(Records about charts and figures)
▼

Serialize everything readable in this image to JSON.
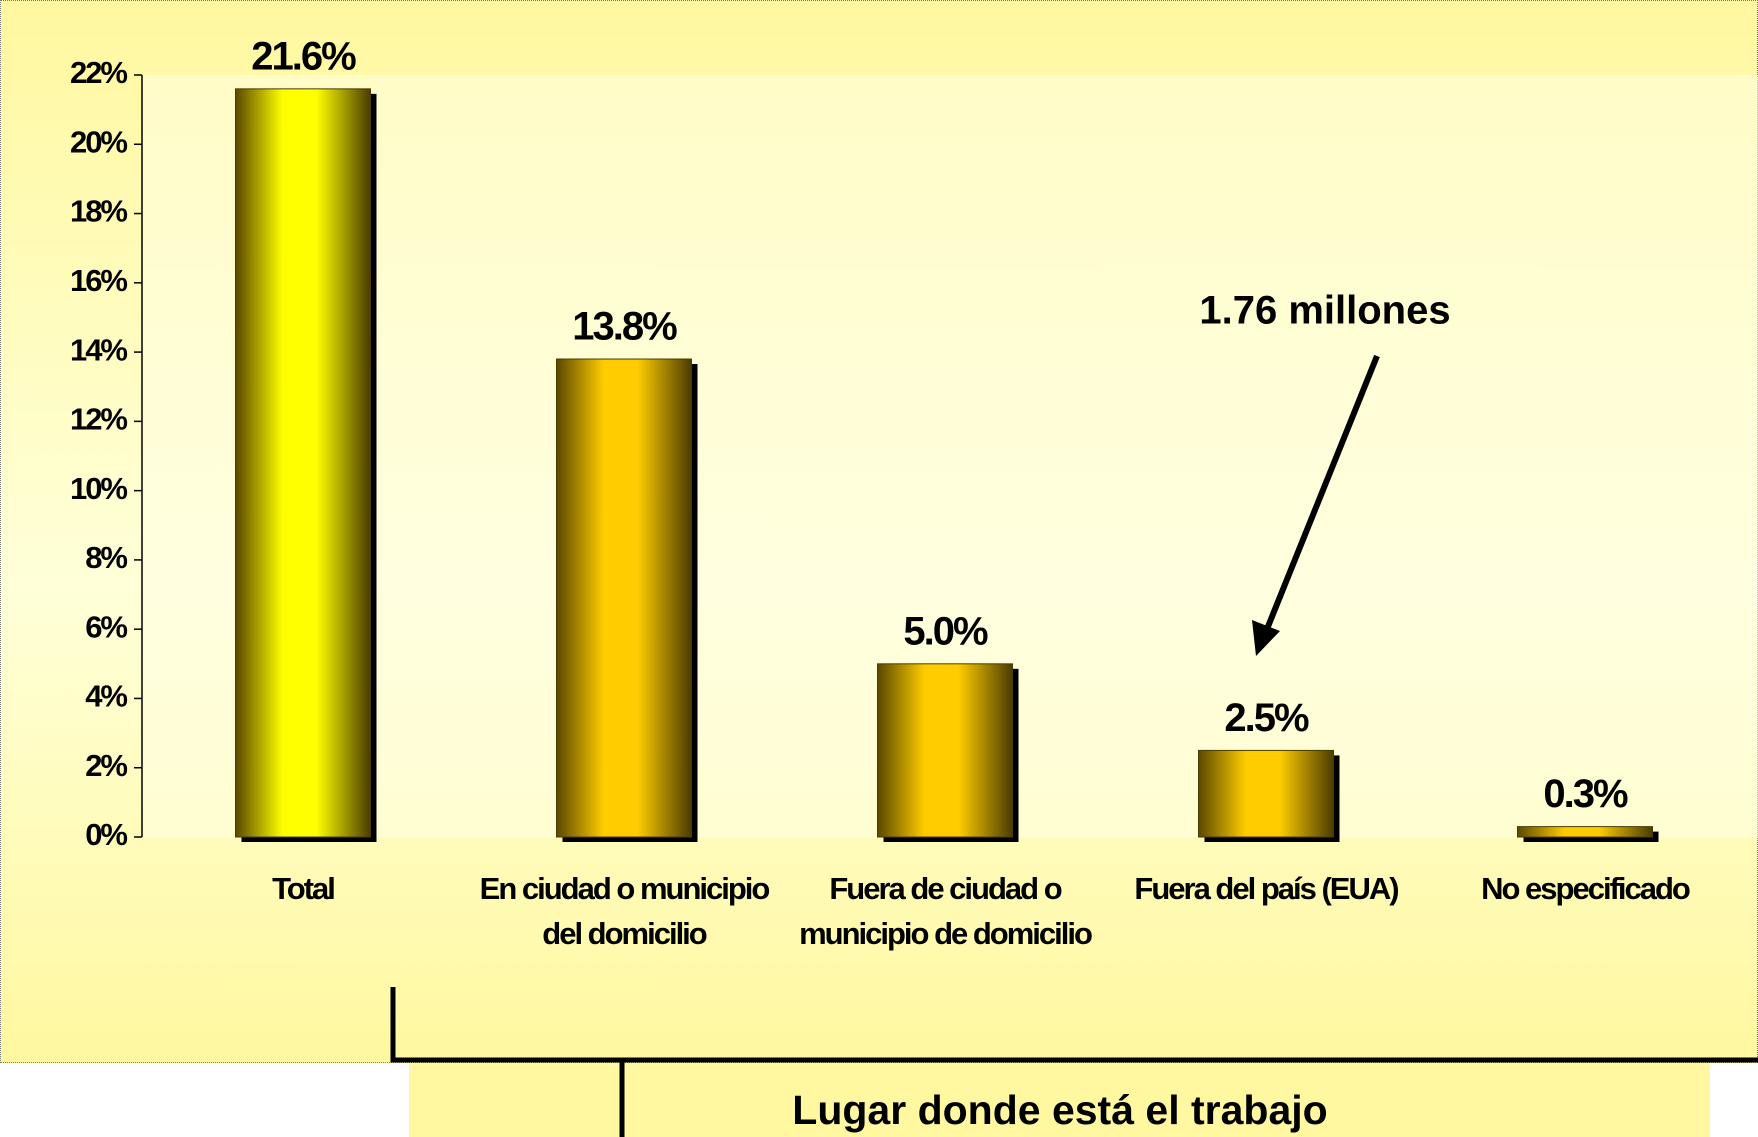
{
  "chart_data": {
    "type": "bar",
    "categories": [
      "Total",
      "En ciudad o municipio del domicilio",
      "Fuera de ciudad o municipio de domicilio",
      "Fuera del país (EUA)",
      "No especificado"
    ],
    "values": [
      21.6,
      13.8,
      5.0,
      2.5,
      0.3
    ],
    "value_labels": [
      "21.6%",
      "13.8%",
      "5.0%",
      "2.5%",
      "0.3%"
    ],
    "colors": [
      "#ffff00",
      "#ffcc00",
      "#ffcc00",
      "#ffcc00",
      "#ffcc00"
    ],
    "ylim": [
      0,
      22
    ],
    "yticks": [
      {
        "value": 0,
        "label": "0%"
      },
      {
        "value": 2,
        "label": "2%"
      },
      {
        "value": 4,
        "label": "4%"
      },
      {
        "value": 6,
        "label": "6%"
      },
      {
        "value": 8,
        "label": "8%"
      },
      {
        "value": 10,
        "label": "10%"
      },
      {
        "value": 12,
        "label": "12%"
      },
      {
        "value": 14,
        "label": "14%"
      },
      {
        "value": 16,
        "label": "16%"
      },
      {
        "value": 18,
        "label": "18%"
      },
      {
        "value": 20,
        "label": "20%"
      },
      {
        "value": 22,
        "label": "22%"
      }
    ],
    "annotation": "1.76  millones",
    "xlabel": "Lugar donde está el trabajo"
  }
}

▲

- _YOUR INSTRUCTIONS_: Identify each line in the entries with the word "ciudad" and copy it.

- _SOLUTION FOR THIS EXERCISE_:
      "En ciudad o municipio del domicilio",
      "Fuera de ciudad o municipio de domicilio",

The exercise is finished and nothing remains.